▸ **SET PROBLEM**: Drop the pictures from the entries below, then reproduce the rest exactly.

▸ **AVAILABLE DATA**:
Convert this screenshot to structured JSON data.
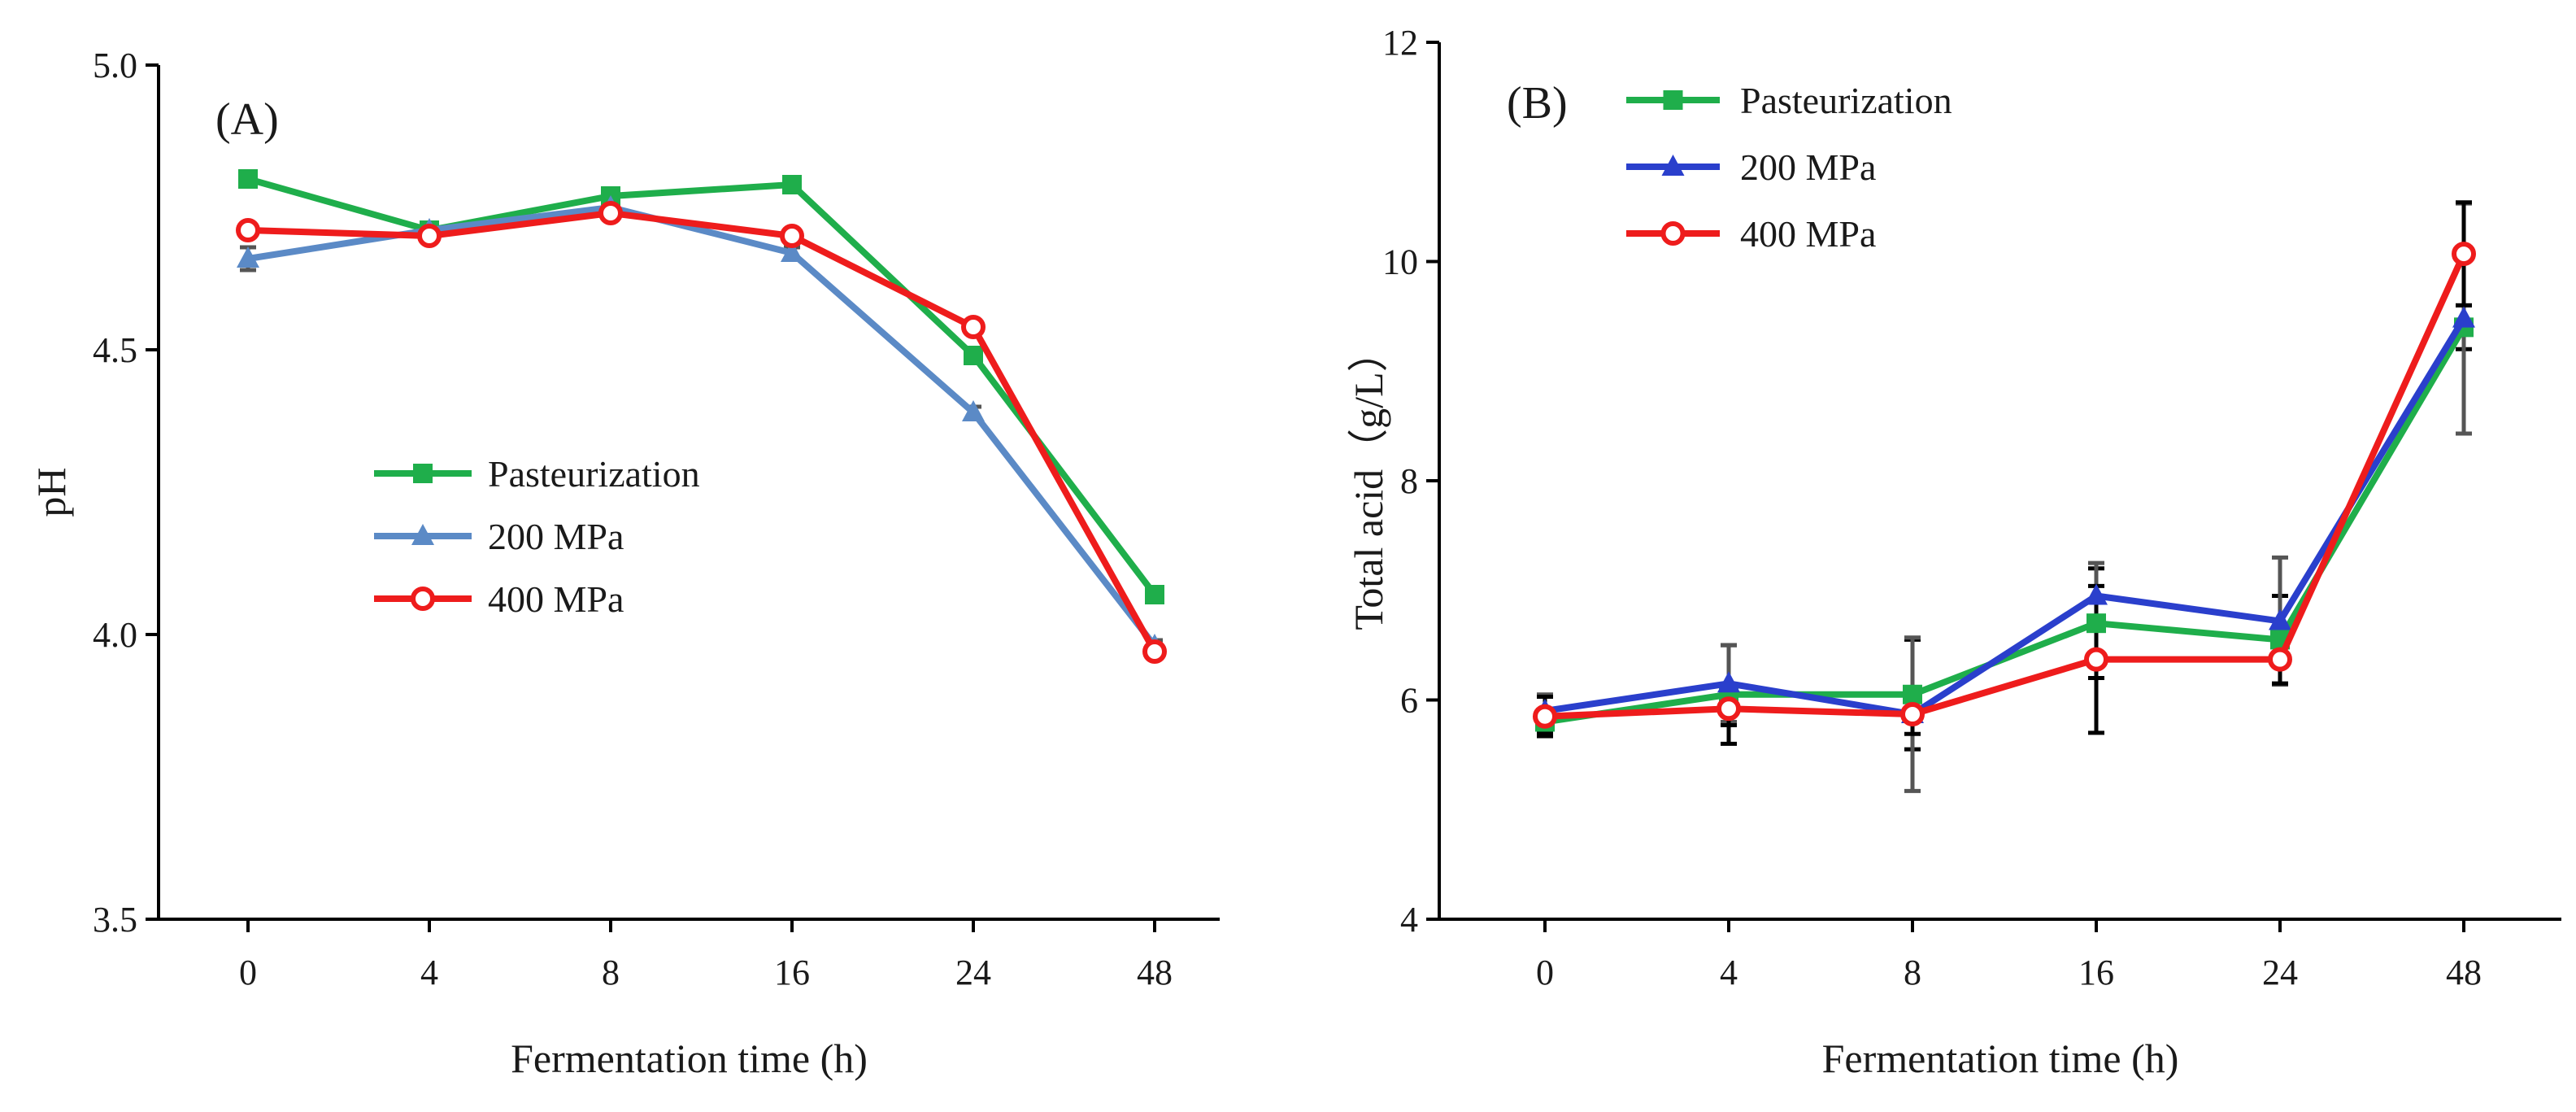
{
  "chart_data": [
    {
      "type": "line",
      "panel_label": "(A)",
      "title": "",
      "xlabel": "Fermentation time (h)",
      "ylabel": "pH",
      "categories": [
        "0",
        "4",
        "8",
        "16",
        "24",
        "48"
      ],
      "ylim": [
        3.5,
        5.0
      ],
      "yticks": [
        "3.5",
        "4.0",
        "4.5",
        "5.0"
      ],
      "grid": false,
      "legend_position": "center",
      "series": [
        {
          "name": "Pasteurization",
          "marker": "square",
          "color": "#1fae4b",
          "values": [
            4.8,
            4.71,
            4.77,
            4.79,
            4.49,
            4.07
          ],
          "errors": [
            0.01,
            0.01,
            0.01,
            0.01,
            0.01,
            0.01
          ]
        },
        {
          "name": "200 MPa",
          "marker": "triangle",
          "color": "#5b8ac6",
          "values": [
            4.66,
            4.71,
            4.75,
            4.67,
            4.39,
            3.98
          ],
          "errors": [
            0.02,
            0.01,
            0.01,
            0.01,
            0.01,
            0.01
          ]
        },
        {
          "name": "400 MPa",
          "marker": "circle",
          "color": "#ee1c1c",
          "values": [
            4.71,
            4.7,
            4.74,
            4.7,
            4.54,
            3.97
          ],
          "errors": [
            0.01,
            0.01,
            0.01,
            0.01,
            0.01,
            0.01
          ]
        }
      ]
    },
    {
      "type": "line",
      "panel_label": "(B)",
      "title": "",
      "xlabel": "Fermentation time (h)",
      "ylabel": "Total acid（g/L）",
      "categories": [
        "0",
        "4",
        "8",
        "16",
        "24",
        "48"
      ],
      "ylim": [
        4,
        12
      ],
      "yticks": [
        "4",
        "6",
        "8",
        "10",
        "12"
      ],
      "grid": false,
      "legend_position": "top-left",
      "series": [
        {
          "name": "Pasteurization",
          "marker": "square",
          "color": "#1fae4b",
          "values": [
            5.8,
            6.05,
            6.05,
            6.7,
            6.55,
            9.4
          ],
          "errors": [
            0.1,
            0.45,
            0.5,
            0.5,
            0.4,
            0.2
          ]
        },
        {
          "name": "200 MPa",
          "marker": "triangle",
          "color": "#2a3fcc",
          "values": [
            5.9,
            6.15,
            5.87,
            6.95,
            6.72,
            9.48
          ],
          "errors": [
            0.15,
            0.35,
            0.7,
            0.3,
            0.58,
            1.05
          ]
        },
        {
          "name": "400 MPa",
          "marker": "circle",
          "color": "#ee1c1c",
          "values": [
            5.85,
            5.92,
            5.87,
            6.37,
            6.37,
            10.07
          ],
          "errors": [
            0.18,
            0.15,
            0.18,
            0.67,
            0.22,
            0.47
          ]
        }
      ]
    }
  ]
}
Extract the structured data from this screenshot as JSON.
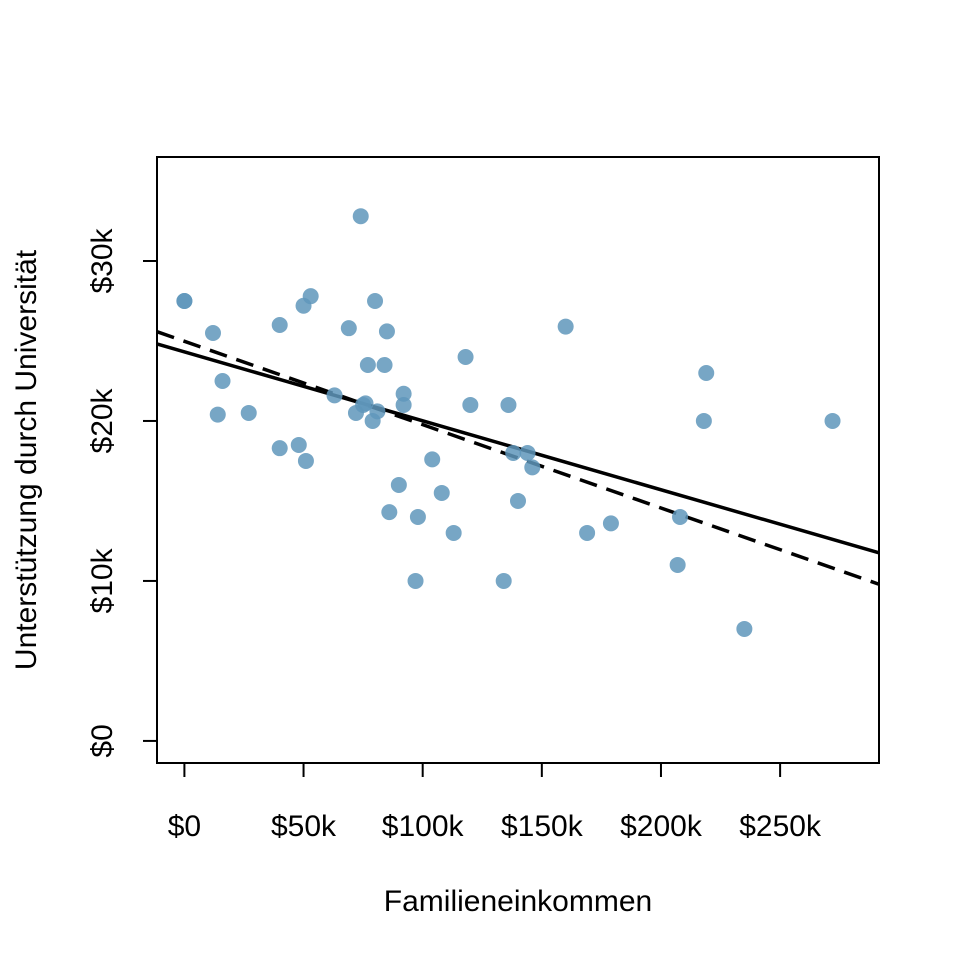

▸ **CORRECT OUTPUT**:
Convert this screenshot to structured JSON data.
{
  "chart_data": [
    {
      "type": "line",
      "panel_label": "(A)",
      "title": "",
      "xlabel": "Fermentation time (h)",
      "ylabel": "pH",
      "categories": [
        "0",
        "4",
        "8",
        "16",
        "24",
        "48"
      ],
      "ylim": [
        3.5,
        5.0
      ],
      "yticks": [
        "3.5",
        "4.0",
        "4.5",
        "5.0"
      ],
      "grid": false,
      "legend_position": "center",
      "series": [
        {
          "name": "Pasteurization",
          "marker": "square",
          "color": "#1fae4b",
          "values": [
            4.8,
            4.71,
            4.77,
            4.79,
            4.49,
            4.07
          ],
          "errors": [
            0.01,
            0.01,
            0.01,
            0.01,
            0.01,
            0.01
          ]
        },
        {
          "name": "200 MPa",
          "marker": "triangle",
          "color": "#5b8ac6",
          "values": [
            4.66,
            4.71,
            4.75,
            4.67,
            4.39,
            3.98
          ],
          "errors": [
            0.02,
            0.01,
            0.01,
            0.01,
            0.01,
            0.01
          ]
        },
        {
          "name": "400 MPa",
          "marker": "circle",
          "color": "#ee1c1c",
          "values": [
            4.71,
            4.7,
            4.74,
            4.7,
            4.54,
            3.97
          ],
          "errors": [
            0.01,
            0.01,
            0.01,
            0.01,
            0.01,
            0.01
          ]
        }
      ]
    },
    {
      "type": "line",
      "panel_label": "(B)",
      "title": "",
      "xlabel": "Fermentation time (h)",
      "ylabel": "Total acid（g/L）",
      "categories": [
        "0",
        "4",
        "8",
        "16",
        "24",
        "48"
      ],
      "ylim": [
        4,
        12
      ],
      "yticks": [
        "4",
        "6",
        "8",
        "10",
        "12"
      ],
      "grid": false,
      "legend_position": "top-left",
      "series": [
        {
          "name": "Pasteurization",
          "marker": "square",
          "color": "#1fae4b",
          "values": [
            5.8,
            6.05,
            6.05,
            6.7,
            6.55,
            9.4
          ],
          "errors": [
            0.1,
            0.45,
            0.5,
            0.5,
            0.4,
            0.2
          ]
        },
        {
          "name": "200 MPa",
          "marker": "triangle",
          "color": "#2a3fcc",
          "values": [
            5.9,
            6.15,
            5.87,
            6.95,
            6.72,
            9.48
          ],
          "errors": [
            0.15,
            0.35,
            0.7,
            0.3,
            0.58,
            1.05
          ]
        },
        {
          "name": "400 MPa",
          "marker": "circle",
          "color": "#ee1c1c",
          "values": [
            5.85,
            5.92,
            5.87,
            6.37,
            6.37,
            10.07
          ],
          "errors": [
            0.18,
            0.15,
            0.18,
            0.67,
            0.22,
            0.47
          ]
        }
      ]
    }
  ]
}
Extract the structured data from this screenshot as JSON.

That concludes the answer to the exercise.